INFORMATION GIVEN ::
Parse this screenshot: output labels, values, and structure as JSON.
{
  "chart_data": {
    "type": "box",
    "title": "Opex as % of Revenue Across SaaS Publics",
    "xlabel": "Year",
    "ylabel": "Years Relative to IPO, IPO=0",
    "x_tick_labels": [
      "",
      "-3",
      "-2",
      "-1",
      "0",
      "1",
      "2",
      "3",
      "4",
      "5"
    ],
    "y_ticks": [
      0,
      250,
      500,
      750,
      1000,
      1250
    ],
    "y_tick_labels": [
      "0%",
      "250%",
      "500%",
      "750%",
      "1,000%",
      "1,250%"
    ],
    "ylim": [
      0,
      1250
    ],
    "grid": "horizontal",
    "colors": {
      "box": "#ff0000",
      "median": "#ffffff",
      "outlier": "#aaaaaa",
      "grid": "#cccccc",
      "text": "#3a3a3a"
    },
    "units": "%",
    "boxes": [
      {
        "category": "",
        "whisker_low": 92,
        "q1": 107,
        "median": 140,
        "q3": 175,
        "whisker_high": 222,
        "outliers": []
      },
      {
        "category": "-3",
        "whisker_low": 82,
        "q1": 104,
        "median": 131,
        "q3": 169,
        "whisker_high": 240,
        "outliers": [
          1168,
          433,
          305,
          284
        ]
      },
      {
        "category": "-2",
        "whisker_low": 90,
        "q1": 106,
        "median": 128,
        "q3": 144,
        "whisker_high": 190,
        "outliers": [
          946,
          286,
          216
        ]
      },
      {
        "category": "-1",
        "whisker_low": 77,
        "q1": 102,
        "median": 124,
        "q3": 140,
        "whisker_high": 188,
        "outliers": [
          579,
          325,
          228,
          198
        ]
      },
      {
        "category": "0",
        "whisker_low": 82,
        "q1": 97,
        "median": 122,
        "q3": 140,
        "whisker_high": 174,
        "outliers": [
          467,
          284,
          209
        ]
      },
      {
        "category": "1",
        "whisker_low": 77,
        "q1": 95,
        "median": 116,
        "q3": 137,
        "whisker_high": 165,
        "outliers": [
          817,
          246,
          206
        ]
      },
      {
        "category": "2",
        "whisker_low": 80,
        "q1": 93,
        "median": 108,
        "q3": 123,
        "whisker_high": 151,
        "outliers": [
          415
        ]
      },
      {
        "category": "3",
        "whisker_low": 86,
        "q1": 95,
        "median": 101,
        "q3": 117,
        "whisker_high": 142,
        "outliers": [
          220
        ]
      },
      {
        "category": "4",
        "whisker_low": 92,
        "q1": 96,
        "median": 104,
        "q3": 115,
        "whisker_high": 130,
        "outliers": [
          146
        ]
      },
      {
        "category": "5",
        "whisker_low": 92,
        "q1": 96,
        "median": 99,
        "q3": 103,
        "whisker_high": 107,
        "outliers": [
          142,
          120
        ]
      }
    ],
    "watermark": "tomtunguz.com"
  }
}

TASK PROMPT ::
Return every entry exactly as given.

ANSWER TO THIS PROBLEM ::
Parse this screenshot: output labels, values, and structure as JSON.
{
  "chart_data": {
    "type": "box",
    "title": "Opex as % of Revenue Across SaaS Publics",
    "xlabel": "Year",
    "ylabel": "Years Relative to IPO, IPO=0",
    "x_tick_labels": [
      "",
      "-3",
      "-2",
      "-1",
      "0",
      "1",
      "2",
      "3",
      "4",
      "5"
    ],
    "y_ticks": [
      0,
      250,
      500,
      750,
      1000,
      1250
    ],
    "y_tick_labels": [
      "0%",
      "250%",
      "500%",
      "750%",
      "1,000%",
      "1,250%"
    ],
    "ylim": [
      0,
      1250
    ],
    "grid": "horizontal",
    "colors": {
      "box": "#ff0000",
      "median": "#ffffff",
      "outlier": "#aaaaaa",
      "grid": "#cccccc",
      "text": "#3a3a3a"
    },
    "units": "%",
    "boxes": [
      {
        "category": "",
        "whisker_low": 92,
        "q1": 107,
        "median": 140,
        "q3": 175,
        "whisker_high": 222,
        "outliers": []
      },
      {
        "category": "-3",
        "whisker_low": 82,
        "q1": 104,
        "median": 131,
        "q3": 169,
        "whisker_high": 240,
        "outliers": [
          1168,
          433,
          305,
          284
        ]
      },
      {
        "category": "-2",
        "whisker_low": 90,
        "q1": 106,
        "median": 128,
        "q3": 144,
        "whisker_high": 190,
        "outliers": [
          946,
          286,
          216
        ]
      },
      {
        "category": "-1",
        "whisker_low": 77,
        "q1": 102,
        "median": 124,
        "q3": 140,
        "whisker_high": 188,
        "outliers": [
          579,
          325,
          228,
          198
        ]
      },
      {
        "category": "0",
        "whisker_low": 82,
        "q1": 97,
        "median": 122,
        "q3": 140,
        "whisker_high": 174,
        "outliers": [
          467,
          284,
          209
        ]
      },
      {
        "category": "1",
        "whisker_low": 77,
        "q1": 95,
        "median": 116,
        "q3": 137,
        "whisker_high": 165,
        "outliers": [
          817,
          246,
          206
        ]
      },
      {
        "category": "2",
        "whisker_low": 80,
        "q1": 93,
        "median": 108,
        "q3": 123,
        "whisker_high": 151,
        "outliers": [
          415
        ]
      },
      {
        "category": "3",
        "whisker_low": 86,
        "q1": 95,
        "median": 101,
        "q3": 117,
        "whisker_high": 142,
        "outliers": [
          220
        ]
      },
      {
        "category": "4",
        "whisker_low": 92,
        "q1": 96,
        "median": 104,
        "q3": 115,
        "whisker_high": 130,
        "outliers": [
          146
        ]
      },
      {
        "category": "5",
        "whisker_low": 92,
        "q1": 96,
        "median": 99,
        "q3": 103,
        "whisker_high": 107,
        "outliers": [
          142,
          120
        ]
      }
    ],
    "watermark": "tomtunguz.com"
  }
}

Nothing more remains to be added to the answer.